● **TASK DETAILS**
Return each line of the listing that contains the string "Baltimore".

● **STORED ROWS**
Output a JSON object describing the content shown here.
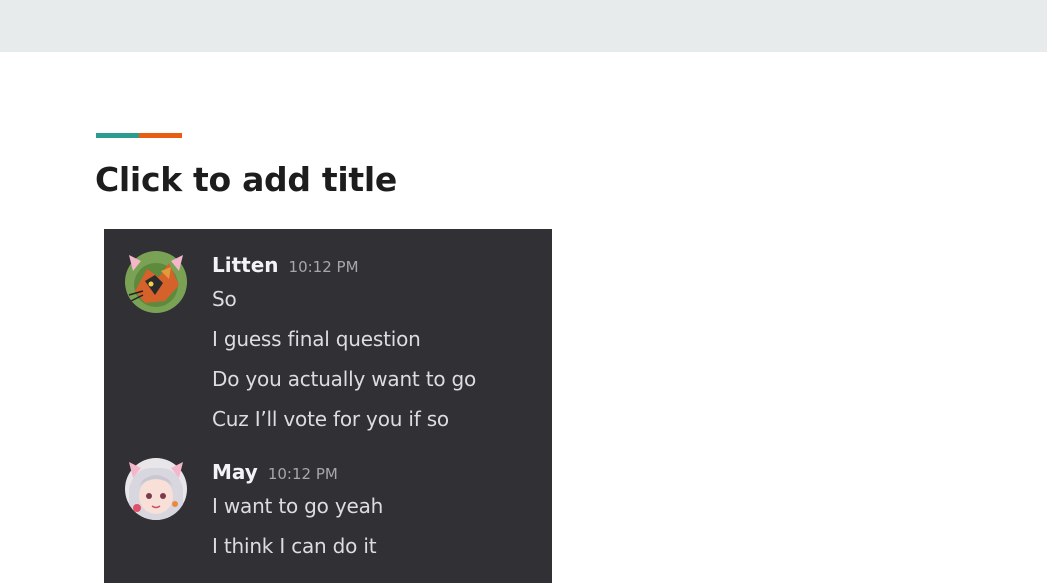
{
  "slide": {
    "title": "Click to add title",
    "accent_colors": [
      "#2a9d8f",
      "#e85d12"
    ]
  },
  "chat": {
    "messages": [
      {
        "author": "Litten",
        "time": "10:12 PM",
        "avatar_icon": "litten-cat-avatar-icon",
        "lines": [
          "So",
          "I guess final question",
          "Do you actually want to go",
          "Cuz I’ll vote for you if so"
        ]
      },
      {
        "author": "May",
        "time": "10:12 PM",
        "avatar_icon": "anime-girl-cat-ears-avatar-icon",
        "lines": [
          "I want to go yeah",
          "I think I can do it"
        ]
      }
    ]
  }
}
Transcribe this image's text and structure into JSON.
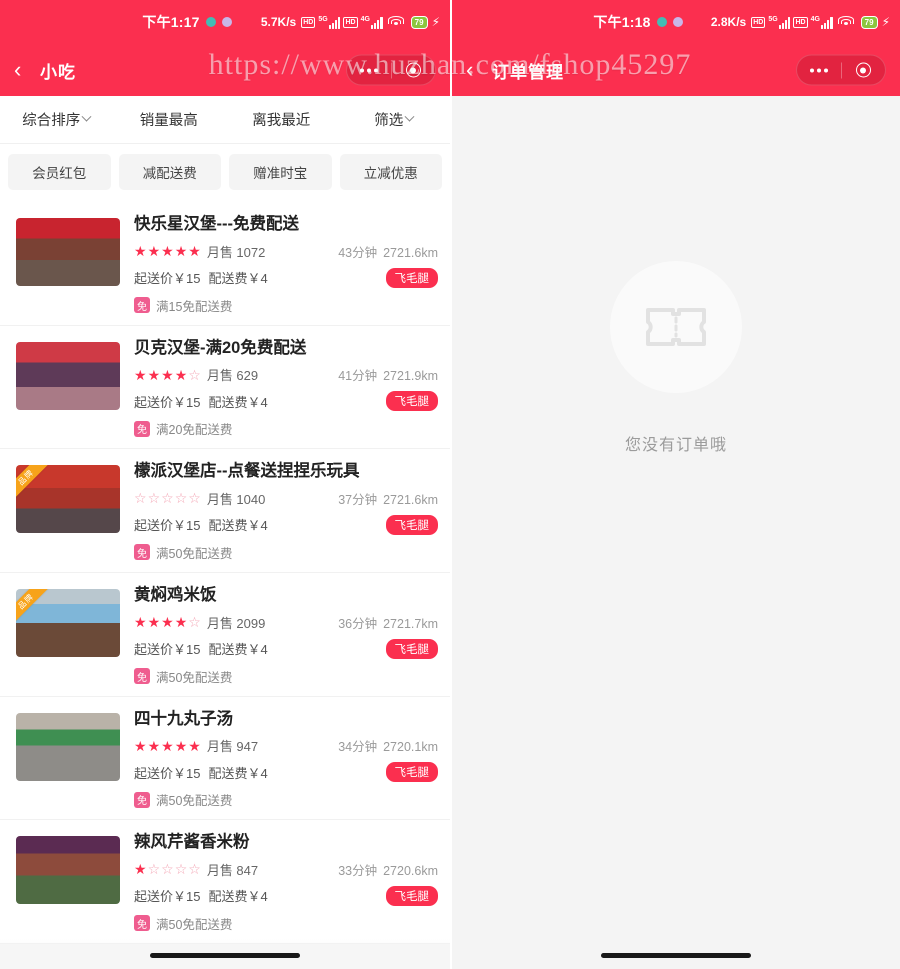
{
  "watermark": "https://www.huzhan.com/fshop45297",
  "colors": {
    "brand_red": "#fb2f4f",
    "badge_pink": "#ef5d8f",
    "ribbon_orange": "#f7a31a",
    "battery_green": "#8cc63f"
  },
  "left_phone": {
    "status_bar": {
      "time": "下午1:17",
      "network_speed": "5.7K/s",
      "hd_label_1": "HD",
      "net_label_1": "5G",
      "hd_label_2": "HD",
      "net_label_2": "4G",
      "battery": "79"
    },
    "nav": {
      "back_icon": "chevron-left-icon",
      "title": "小吃",
      "capsule_more": "more-dots-icon",
      "capsule_target": "target-circle-icon"
    },
    "sort_tabs": [
      {
        "label": "综合排序",
        "has_chevron": true
      },
      {
        "label": "销量最高",
        "has_chevron": false
      },
      {
        "label": "离我最近",
        "has_chevron": false
      },
      {
        "label": "筛选",
        "has_chevron": true
      }
    ],
    "chips": [
      "会员红包",
      "减配送费",
      "赠准时宝",
      "立减优惠"
    ],
    "labels": {
      "min_price_prefix": "起送价￥",
      "delivery_fee_prefix": "配送费￥",
      "free_badge_char": "免",
      "speed_badge": "飞毛腿",
      "ribbon": "品牌"
    },
    "shops": [
      {
        "name": "快乐星汉堡---免费配送",
        "stars_filled": 5,
        "sold": "月售 1072",
        "time": "43分钟",
        "distance": "2721.6km",
        "min_price": "起送价￥15",
        "delivery_fee": "配送费￥4",
        "speed_badge": "飞毛腿",
        "free_text": "满15免配送费",
        "has_ribbon": false,
        "thumb_style": "storefront-red"
      },
      {
        "name": "贝克汉堡-满20免费配送",
        "stars_filled": 4,
        "sold": "月售 629",
        "time": "41分钟",
        "distance": "2721.9km",
        "min_price": "起送价￥15",
        "delivery_fee": "配送费￥4",
        "speed_badge": "飞毛腿",
        "free_text": "满20免配送费",
        "has_ribbon": false,
        "thumb_style": "storefront-pink"
      },
      {
        "name": "檬派汉堡店--点餐送捏捏乐玩具",
        "stars_filled": 0,
        "sold": "月售 1040",
        "time": "37分钟",
        "distance": "2721.6km",
        "min_price": "起送价￥15",
        "delivery_fee": "配送费￥4",
        "speed_badge": "飞毛腿",
        "free_text": "满50免配送费",
        "has_ribbon": true,
        "thumb_style": "storefront-orange"
      },
      {
        "name": "黄焖鸡米饭",
        "stars_filled": 4,
        "sold": "月售 2099",
        "time": "36分钟",
        "distance": "2721.7km",
        "min_price": "起送价￥15",
        "delivery_fee": "配送费￥4",
        "speed_badge": "飞毛腿",
        "free_text": "满50免配送费",
        "has_ribbon": true,
        "thumb_style": "storefront-blue"
      },
      {
        "name": "四十九丸子汤",
        "stars_filled": 5,
        "sold": "月售 947",
        "time": "34分钟",
        "distance": "2720.1km",
        "min_price": "起送价￥15",
        "delivery_fee": "配送费￥4",
        "speed_badge": "飞毛腿",
        "free_text": "满50免配送费",
        "has_ribbon": false,
        "thumb_style": "storefront-green"
      },
      {
        "name": "辣风芹酱香米粉",
        "stars_filled": 1,
        "sold": "月售 847",
        "time": "33分钟",
        "distance": "2720.6km",
        "min_price": "起送价￥15",
        "delivery_fee": "配送费￥4",
        "speed_badge": "飞毛腿",
        "free_text": "满50免配送费",
        "has_ribbon": false,
        "thumb_style": "storefront-purple"
      }
    ]
  },
  "right_phone": {
    "status_bar": {
      "time": "下午1:18",
      "network_speed": "2.8K/s",
      "hd_label_1": "HD",
      "net_label_1": "5G",
      "hd_label_2": "HD",
      "net_label_2": "4G",
      "battery": "79"
    },
    "nav": {
      "back_icon": "chevron-left-icon",
      "title": "订单管理",
      "capsule_more": "more-dots-icon",
      "capsule_target": "target-circle-icon"
    },
    "empty_state": {
      "icon": "ticket-icon",
      "text": "您没有订单哦"
    }
  }
}
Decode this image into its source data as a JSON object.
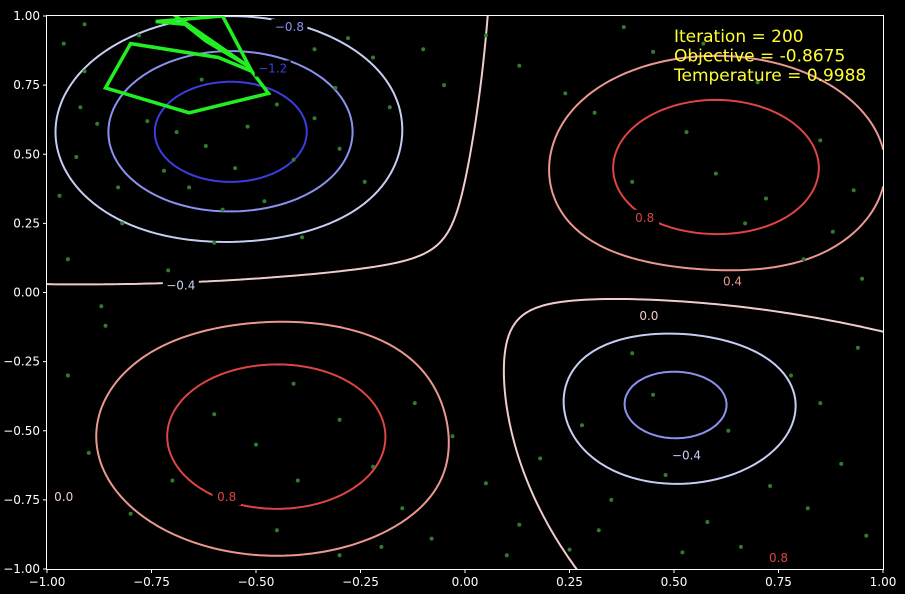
{
  "chart_data": {
    "type": "contour",
    "title": "",
    "xlabel": "",
    "ylabel": "",
    "xlim": [
      -1.0,
      1.0
    ],
    "ylim": [
      -1.0,
      1.0
    ],
    "x_ticks": [
      "−1.00",
      "−0.75",
      "−0.50",
      "−0.25",
      "0.00",
      "0.25",
      "0.50",
      "0.75",
      "1.00"
    ],
    "y_ticks": [
      "1.00",
      "0.75",
      "0.50",
      "0.25",
      "0.00",
      "−0.25",
      "−0.50",
      "−0.75",
      "−1.00"
    ],
    "contour_levels": [
      -1.2,
      -0.8,
      -0.4,
      0.0,
      0.4,
      0.8
    ],
    "contour_labels": [
      {
        "text": "−0.8",
        "x": -0.42,
        "y": 0.96,
        "level": -0.8
      },
      {
        "text": "−1.2",
        "x": -0.46,
        "y": 0.81,
        "level": -1.2
      },
      {
        "text": "−0.4",
        "x": -0.68,
        "y": 0.025,
        "level": -0.4
      },
      {
        "text": "0.8",
        "x": 0.43,
        "y": 0.27,
        "level": 0.8
      },
      {
        "text": "0.4",
        "x": 0.64,
        "y": 0.04,
        "level": 0.4
      },
      {
        "text": "0.0",
        "x": 0.44,
        "y": -0.085,
        "level": 0.0
      },
      {
        "text": "−0.4",
        "x": 0.53,
        "y": -0.59,
        "level": -0.4
      },
      {
        "text": "0.8",
        "x": -0.57,
        "y": -0.74,
        "level": 0.8
      },
      {
        "text": "0.0",
        "x": -0.96,
        "y": -0.74,
        "level": 0.0
      },
      {
        "text": "0.8",
        "x": 0.75,
        "y": -0.96,
        "level": 0.8
      }
    ],
    "level_colors": {
      "-1.2": "#3c3ce0",
      "-0.8": "#8b92ee",
      "-0.4": "#c6cef2",
      "0.0": "#f0cccc",
      "0.4": "#ea9890",
      "0.8": "#dd4444"
    },
    "path_color": "#22ee22",
    "point_color": "#2e7d2e",
    "annotations": [
      {
        "label": "Iteration",
        "value": "200"
      },
      {
        "label": "Objective",
        "value": "-0.8675"
      },
      {
        "label": "Temperature",
        "value": "0.9988"
      }
    ],
    "search_path": [
      [
        -0.74,
        1.05
      ],
      [
        -0.52,
        0.82
      ],
      [
        -0.47,
        0.72
      ],
      [
        -0.66,
        0.65
      ],
      [
        -0.86,
        0.74
      ],
      [
        -0.8,
        0.9
      ],
      [
        -0.59,
        0.85
      ],
      [
        -0.51,
        0.8
      ],
      [
        -0.58,
        1.0
      ],
      [
        -0.74,
        0.98
      ],
      [
        -0.67,
        0.97
      ],
      [
        -0.62,
        0.91
      ],
      [
        -0.52,
        0.82
      ]
    ],
    "sample_points": [
      [
        -0.96,
        0.9
      ],
      [
        -0.91,
        0.8
      ],
      [
        -0.88,
        0.61
      ],
      [
        -0.93,
        0.49
      ],
      [
        -0.97,
        0.35
      ],
      [
        -0.82,
        0.25
      ],
      [
        -0.72,
        0.44
      ],
      [
        -0.69,
        0.58
      ],
      [
        -0.62,
        0.53
      ],
      [
        -0.55,
        0.45
      ],
      [
        -0.48,
        0.33
      ],
      [
        -0.41,
        0.48
      ],
      [
        -0.36,
        0.63
      ],
      [
        -0.31,
        0.74
      ],
      [
        -0.28,
        0.92
      ],
      [
        -0.22,
        0.85
      ],
      [
        -0.44,
        0.95
      ],
      [
        -0.63,
        0.77
      ],
      [
        -0.76,
        0.62
      ],
      [
        -0.58,
        0.3
      ],
      [
        -0.66,
        0.38
      ],
      [
        -0.39,
        0.2
      ],
      [
        -0.3,
        0.52
      ],
      [
        -0.24,
        0.4
      ],
      [
        -0.18,
        0.67
      ],
      [
        -0.1,
        0.88
      ],
      [
        -0.05,
        0.75
      ],
      [
        0.05,
        0.93
      ],
      [
        0.13,
        0.82
      ],
      [
        -0.71,
        0.08
      ],
      [
        -0.87,
        -0.05
      ],
      [
        -0.95,
        0.12
      ],
      [
        -0.78,
        0.93
      ],
      [
        -0.91,
        0.97
      ],
      [
        -0.52,
        0.6
      ],
      [
        -0.45,
        0.68
      ],
      [
        -0.83,
        0.38
      ],
      [
        -0.92,
        0.67
      ],
      [
        -0.36,
        0.88
      ],
      [
        -0.6,
        0.18
      ],
      [
        0.38,
        0.96
      ],
      [
        0.45,
        0.87
      ],
      [
        0.24,
        0.72
      ],
      [
        0.6,
        0.43
      ],
      [
        0.72,
        0.34
      ],
      [
        0.85,
        0.55
      ],
      [
        0.93,
        0.37
      ],
      [
        0.67,
        0.25
      ],
      [
        0.88,
        0.22
      ],
      [
        0.81,
        0.12
      ],
      [
        0.95,
        0.05
      ],
      [
        0.57,
        0.9
      ],
      [
        0.7,
        0.76
      ],
      [
        0.53,
        0.58
      ],
      [
        0.4,
        0.4
      ],
      [
        0.31,
        0.65
      ],
      [
        -0.41,
        -0.33
      ],
      [
        -0.3,
        -0.46
      ],
      [
        -0.5,
        -0.55
      ],
      [
        -0.4,
        -0.68
      ],
      [
        -0.22,
        -0.63
      ],
      [
        -0.15,
        -0.78
      ],
      [
        -0.08,
        -0.89
      ],
      [
        -0.03,
        -0.52
      ],
      [
        0.05,
        -0.69
      ],
      [
        0.13,
        -0.84
      ],
      [
        0.25,
        -0.93
      ],
      [
        0.35,
        -0.75
      ],
      [
        0.48,
        -0.66
      ],
      [
        0.58,
        -0.83
      ],
      [
        0.66,
        -0.92
      ],
      [
        0.73,
        -0.7
      ],
      [
        0.82,
        -0.78
      ],
      [
        0.9,
        -0.62
      ],
      [
        0.96,
        -0.88
      ],
      [
        0.4,
        -0.22
      ],
      [
        0.28,
        -0.48
      ],
      [
        0.18,
        -0.6
      ],
      [
        -0.6,
        -0.44
      ],
      [
        -0.7,
        -0.68
      ],
      [
        -0.8,
        -0.8
      ],
      [
        -0.9,
        -0.58
      ],
      [
        -0.95,
        -0.3
      ],
      [
        -0.86,
        -0.12
      ],
      [
        -0.3,
        -0.95
      ],
      [
        -0.45,
        -0.86
      ],
      [
        0.63,
        -0.5
      ],
      [
        0.45,
        -0.37
      ],
      [
        0.85,
        -0.4
      ],
      [
        0.94,
        -0.2
      ],
      [
        0.78,
        -0.3
      ],
      [
        0.1,
        -0.95
      ],
      [
        0.32,
        -0.86
      ],
      [
        0.52,
        -0.94
      ],
      [
        -0.12,
        -0.4
      ],
      [
        -0.2,
        -0.92
      ]
    ]
  }
}
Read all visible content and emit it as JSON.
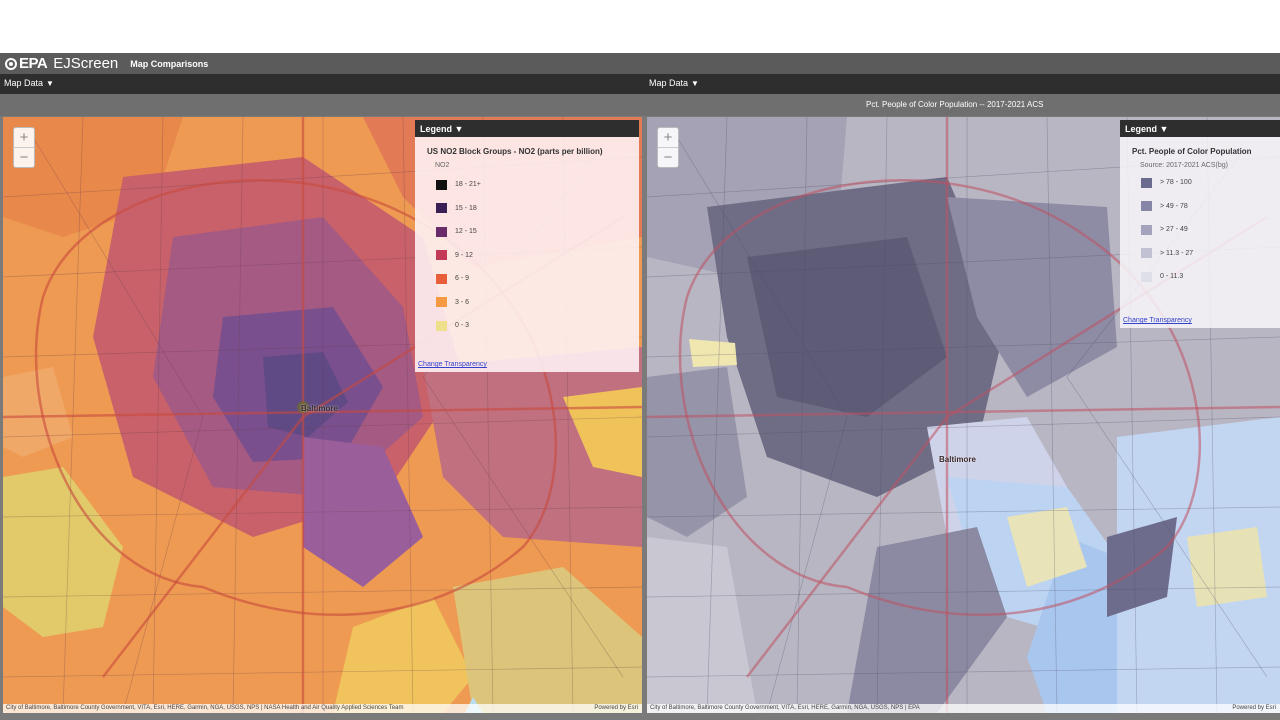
{
  "header": {
    "brand": "EPA",
    "app_name": "EJScreen",
    "subtitle": "Map Comparisons"
  },
  "menubar": {
    "left_menu": "Map Data",
    "right_menu": "Map Data",
    "caret": "▼"
  },
  "right_map_title": "Pct. People of Color Population -- 2017-2021 ACS",
  "left_map": {
    "zoom_in": "+",
    "zoom_out": "−",
    "place_label": "Baltimore",
    "legend": {
      "header": "Legend ▼",
      "title": "US NO2 Block Groups - NO2 (parts per billion)",
      "subtitle": "NO2",
      "items": [
        {
          "label": "18 - 21+",
          "color": "#111111"
        },
        {
          "label": "15 - 18",
          "color": "#3a1f55"
        },
        {
          "label": "12 - 15",
          "color": "#6a2b6b"
        },
        {
          "label": "9 - 12",
          "color": "#c23a55"
        },
        {
          "label": "6 - 9",
          "color": "#e85d3a"
        },
        {
          "label": "3 - 6",
          "color": "#f59a40"
        },
        {
          "label": "0 - 3",
          "color": "#eee08a"
        }
      ],
      "link": "Change Transparency"
    },
    "attribution": "City of Baltimore, Baltimore County Government, VITA, Esri, HERE, Garmin, NGA, USGS, NPS | NASA Health and Air Quality Applied Sciences Team",
    "powered": "Powered by Esri"
  },
  "right_map": {
    "zoom_in": "+",
    "zoom_out": "−",
    "place_label": "Baltimore",
    "legend": {
      "header": "Legend ▼",
      "title": "Pct. People of Color Population",
      "subtitle": "Source: 2017-2021 ACS(bg)",
      "items": [
        {
          "label": "> 78 - 100",
          "color": "#6b6b8f"
        },
        {
          "label": "> 49 - 78",
          "color": "#8585a6"
        },
        {
          "label": "> 27 - 49",
          "color": "#a3a3bd"
        },
        {
          "label": "> 11.3 - 27",
          "color": "#c1c1d3"
        },
        {
          "label": "0 - 11.3",
          "color": "#dfdfea"
        }
      ],
      "link": "Change Transparency"
    },
    "attribution": "City of Baltimore, Baltimore County Government, VITA, Esri, HERE, Garmin, NGA, USGS, NPS | EPA",
    "powered": "Powered by Esri"
  }
}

● **ANSWER TO THE PROBLEM**
    "place_label": "Baltimore",
    "attribution": "City of Baltimore, Baltimore County Government, VITA, Esri, HERE, Garmin, NGA, USGS, NPS | NASA Health and Air Quality Applied Sciences Team",
    "place_label": "Baltimore",
    "attribution": "City of Baltimore, Baltimore County Government, VITA, Esri, HERE, Garmin, NGA, USGS, NPS | EPA",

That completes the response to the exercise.